§ Brief:
Find every line below that contains the word "ffffff" and copy it out.

Data items:
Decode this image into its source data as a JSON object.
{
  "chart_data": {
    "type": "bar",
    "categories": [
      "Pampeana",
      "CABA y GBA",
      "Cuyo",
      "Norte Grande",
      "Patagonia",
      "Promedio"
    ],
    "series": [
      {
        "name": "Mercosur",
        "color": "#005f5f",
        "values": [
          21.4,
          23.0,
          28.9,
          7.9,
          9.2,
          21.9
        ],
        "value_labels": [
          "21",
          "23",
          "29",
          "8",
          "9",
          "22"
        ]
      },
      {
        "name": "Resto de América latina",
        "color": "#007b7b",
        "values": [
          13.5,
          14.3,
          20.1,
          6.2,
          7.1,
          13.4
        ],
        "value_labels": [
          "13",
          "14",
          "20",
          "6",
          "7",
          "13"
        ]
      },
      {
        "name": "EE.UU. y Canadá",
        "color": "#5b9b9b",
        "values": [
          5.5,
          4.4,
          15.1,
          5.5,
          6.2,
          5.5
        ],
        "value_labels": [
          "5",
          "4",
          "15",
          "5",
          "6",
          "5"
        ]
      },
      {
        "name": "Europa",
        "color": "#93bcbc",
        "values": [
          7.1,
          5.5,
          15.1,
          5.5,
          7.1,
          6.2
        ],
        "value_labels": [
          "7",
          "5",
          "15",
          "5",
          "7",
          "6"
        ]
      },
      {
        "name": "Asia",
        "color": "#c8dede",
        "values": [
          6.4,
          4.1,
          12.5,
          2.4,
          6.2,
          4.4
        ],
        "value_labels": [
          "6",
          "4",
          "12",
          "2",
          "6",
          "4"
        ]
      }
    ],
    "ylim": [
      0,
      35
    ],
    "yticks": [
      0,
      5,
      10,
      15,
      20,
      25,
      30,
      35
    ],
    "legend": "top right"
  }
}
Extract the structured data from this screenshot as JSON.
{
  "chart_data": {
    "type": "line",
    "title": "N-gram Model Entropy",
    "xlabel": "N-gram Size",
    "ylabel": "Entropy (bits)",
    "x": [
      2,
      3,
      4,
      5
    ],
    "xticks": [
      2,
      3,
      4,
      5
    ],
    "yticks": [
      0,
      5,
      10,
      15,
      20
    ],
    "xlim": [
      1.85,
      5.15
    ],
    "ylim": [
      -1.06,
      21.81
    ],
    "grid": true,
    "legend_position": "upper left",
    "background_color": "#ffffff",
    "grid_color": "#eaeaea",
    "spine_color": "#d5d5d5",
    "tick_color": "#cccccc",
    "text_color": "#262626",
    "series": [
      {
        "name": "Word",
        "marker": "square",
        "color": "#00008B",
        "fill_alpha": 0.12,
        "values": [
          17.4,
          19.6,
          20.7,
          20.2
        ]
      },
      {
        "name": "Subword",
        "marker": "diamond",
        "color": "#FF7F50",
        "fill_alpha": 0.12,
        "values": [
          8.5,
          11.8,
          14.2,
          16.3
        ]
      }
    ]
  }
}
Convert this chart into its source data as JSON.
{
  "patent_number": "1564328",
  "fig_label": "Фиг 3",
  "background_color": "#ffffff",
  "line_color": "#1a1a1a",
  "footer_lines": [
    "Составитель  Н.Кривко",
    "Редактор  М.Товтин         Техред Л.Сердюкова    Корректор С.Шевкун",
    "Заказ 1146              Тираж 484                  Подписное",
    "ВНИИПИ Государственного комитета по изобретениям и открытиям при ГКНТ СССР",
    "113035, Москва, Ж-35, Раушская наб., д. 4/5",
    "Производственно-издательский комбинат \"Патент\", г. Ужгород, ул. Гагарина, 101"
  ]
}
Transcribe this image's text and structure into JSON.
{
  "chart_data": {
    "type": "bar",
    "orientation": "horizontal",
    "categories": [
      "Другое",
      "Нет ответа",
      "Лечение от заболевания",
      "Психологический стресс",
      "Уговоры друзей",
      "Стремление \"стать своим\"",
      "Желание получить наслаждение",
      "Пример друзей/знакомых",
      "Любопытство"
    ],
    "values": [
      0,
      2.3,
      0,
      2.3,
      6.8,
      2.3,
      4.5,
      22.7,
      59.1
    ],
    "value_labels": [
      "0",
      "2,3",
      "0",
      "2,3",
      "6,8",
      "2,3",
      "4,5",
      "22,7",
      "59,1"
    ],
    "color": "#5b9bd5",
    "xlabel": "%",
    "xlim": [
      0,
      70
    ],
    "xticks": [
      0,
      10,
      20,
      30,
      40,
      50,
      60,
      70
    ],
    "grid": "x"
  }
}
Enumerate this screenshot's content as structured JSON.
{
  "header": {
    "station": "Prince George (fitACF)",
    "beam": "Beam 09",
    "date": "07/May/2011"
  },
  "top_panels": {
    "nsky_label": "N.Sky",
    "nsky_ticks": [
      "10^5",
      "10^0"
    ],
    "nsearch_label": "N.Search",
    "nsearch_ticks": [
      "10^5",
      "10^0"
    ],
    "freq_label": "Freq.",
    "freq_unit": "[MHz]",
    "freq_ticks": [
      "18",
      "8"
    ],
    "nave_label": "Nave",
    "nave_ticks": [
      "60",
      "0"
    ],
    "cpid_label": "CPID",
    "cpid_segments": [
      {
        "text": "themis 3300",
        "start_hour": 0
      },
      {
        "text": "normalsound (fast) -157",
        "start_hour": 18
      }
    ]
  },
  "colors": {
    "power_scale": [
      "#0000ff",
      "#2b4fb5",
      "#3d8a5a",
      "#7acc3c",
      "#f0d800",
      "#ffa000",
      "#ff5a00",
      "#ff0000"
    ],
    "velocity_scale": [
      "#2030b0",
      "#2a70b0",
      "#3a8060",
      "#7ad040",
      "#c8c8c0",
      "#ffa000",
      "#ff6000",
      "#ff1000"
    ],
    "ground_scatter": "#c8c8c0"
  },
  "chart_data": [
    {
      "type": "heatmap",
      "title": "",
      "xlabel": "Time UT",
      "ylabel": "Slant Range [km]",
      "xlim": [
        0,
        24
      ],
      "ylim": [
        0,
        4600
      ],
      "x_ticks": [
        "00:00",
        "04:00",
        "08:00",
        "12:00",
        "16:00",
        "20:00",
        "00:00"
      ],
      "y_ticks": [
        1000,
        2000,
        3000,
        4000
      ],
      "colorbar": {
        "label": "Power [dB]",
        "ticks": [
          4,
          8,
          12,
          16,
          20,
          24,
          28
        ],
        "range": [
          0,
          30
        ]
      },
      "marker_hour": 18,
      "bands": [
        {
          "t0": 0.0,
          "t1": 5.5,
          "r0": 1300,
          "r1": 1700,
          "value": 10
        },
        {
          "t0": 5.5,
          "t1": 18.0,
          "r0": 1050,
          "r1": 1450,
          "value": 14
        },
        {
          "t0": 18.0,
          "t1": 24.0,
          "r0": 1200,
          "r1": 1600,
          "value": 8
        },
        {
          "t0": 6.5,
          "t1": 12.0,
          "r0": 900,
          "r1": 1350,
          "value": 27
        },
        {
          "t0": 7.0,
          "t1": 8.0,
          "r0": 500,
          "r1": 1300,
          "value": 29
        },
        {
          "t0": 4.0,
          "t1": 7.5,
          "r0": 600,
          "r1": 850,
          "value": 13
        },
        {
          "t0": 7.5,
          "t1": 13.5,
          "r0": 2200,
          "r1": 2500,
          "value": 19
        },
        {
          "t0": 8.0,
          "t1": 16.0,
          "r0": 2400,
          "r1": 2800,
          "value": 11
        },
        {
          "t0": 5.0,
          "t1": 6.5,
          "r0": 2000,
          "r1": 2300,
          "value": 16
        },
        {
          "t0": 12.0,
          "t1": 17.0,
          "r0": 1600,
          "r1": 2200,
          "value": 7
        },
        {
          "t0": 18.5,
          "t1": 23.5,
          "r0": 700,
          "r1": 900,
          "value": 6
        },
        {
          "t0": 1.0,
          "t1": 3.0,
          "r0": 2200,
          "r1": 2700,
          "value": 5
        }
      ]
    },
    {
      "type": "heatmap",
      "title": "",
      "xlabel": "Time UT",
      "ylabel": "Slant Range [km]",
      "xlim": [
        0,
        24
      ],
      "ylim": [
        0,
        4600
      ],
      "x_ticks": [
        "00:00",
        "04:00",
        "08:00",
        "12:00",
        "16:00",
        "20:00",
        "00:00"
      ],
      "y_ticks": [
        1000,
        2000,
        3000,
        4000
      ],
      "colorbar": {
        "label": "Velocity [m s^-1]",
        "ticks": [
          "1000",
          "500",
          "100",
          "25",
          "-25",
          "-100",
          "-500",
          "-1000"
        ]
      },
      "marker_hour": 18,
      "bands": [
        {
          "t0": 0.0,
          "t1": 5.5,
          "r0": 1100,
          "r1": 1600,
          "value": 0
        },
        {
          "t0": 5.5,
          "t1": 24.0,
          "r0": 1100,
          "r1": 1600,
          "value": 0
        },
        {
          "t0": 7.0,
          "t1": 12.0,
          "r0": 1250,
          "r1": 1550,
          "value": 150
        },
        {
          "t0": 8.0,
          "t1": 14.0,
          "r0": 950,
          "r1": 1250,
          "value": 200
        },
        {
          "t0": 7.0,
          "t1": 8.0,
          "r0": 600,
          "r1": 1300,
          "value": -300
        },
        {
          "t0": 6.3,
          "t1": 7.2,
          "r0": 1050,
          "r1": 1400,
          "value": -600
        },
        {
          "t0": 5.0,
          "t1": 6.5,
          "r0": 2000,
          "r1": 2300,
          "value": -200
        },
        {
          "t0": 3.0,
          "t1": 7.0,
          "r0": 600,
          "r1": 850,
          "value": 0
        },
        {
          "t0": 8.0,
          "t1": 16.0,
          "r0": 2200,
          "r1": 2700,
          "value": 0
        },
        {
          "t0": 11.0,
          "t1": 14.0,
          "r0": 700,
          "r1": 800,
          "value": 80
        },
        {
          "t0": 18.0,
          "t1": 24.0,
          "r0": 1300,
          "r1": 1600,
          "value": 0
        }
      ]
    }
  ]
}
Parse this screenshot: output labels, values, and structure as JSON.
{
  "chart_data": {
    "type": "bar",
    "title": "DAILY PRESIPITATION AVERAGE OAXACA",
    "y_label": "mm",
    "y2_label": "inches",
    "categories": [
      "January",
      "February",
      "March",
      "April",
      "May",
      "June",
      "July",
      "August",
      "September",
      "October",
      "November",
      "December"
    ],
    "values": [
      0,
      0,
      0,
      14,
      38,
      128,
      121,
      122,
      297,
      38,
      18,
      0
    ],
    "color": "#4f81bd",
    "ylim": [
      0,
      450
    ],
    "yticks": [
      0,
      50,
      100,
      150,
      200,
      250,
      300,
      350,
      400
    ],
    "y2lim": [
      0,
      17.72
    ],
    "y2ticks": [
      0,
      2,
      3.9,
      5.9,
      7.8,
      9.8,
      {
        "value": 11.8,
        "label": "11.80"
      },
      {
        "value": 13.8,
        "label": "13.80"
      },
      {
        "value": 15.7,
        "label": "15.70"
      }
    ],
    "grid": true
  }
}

§ Reply to the task:
    "background_color": "#ffffff",
  "background_color": "#ffffff",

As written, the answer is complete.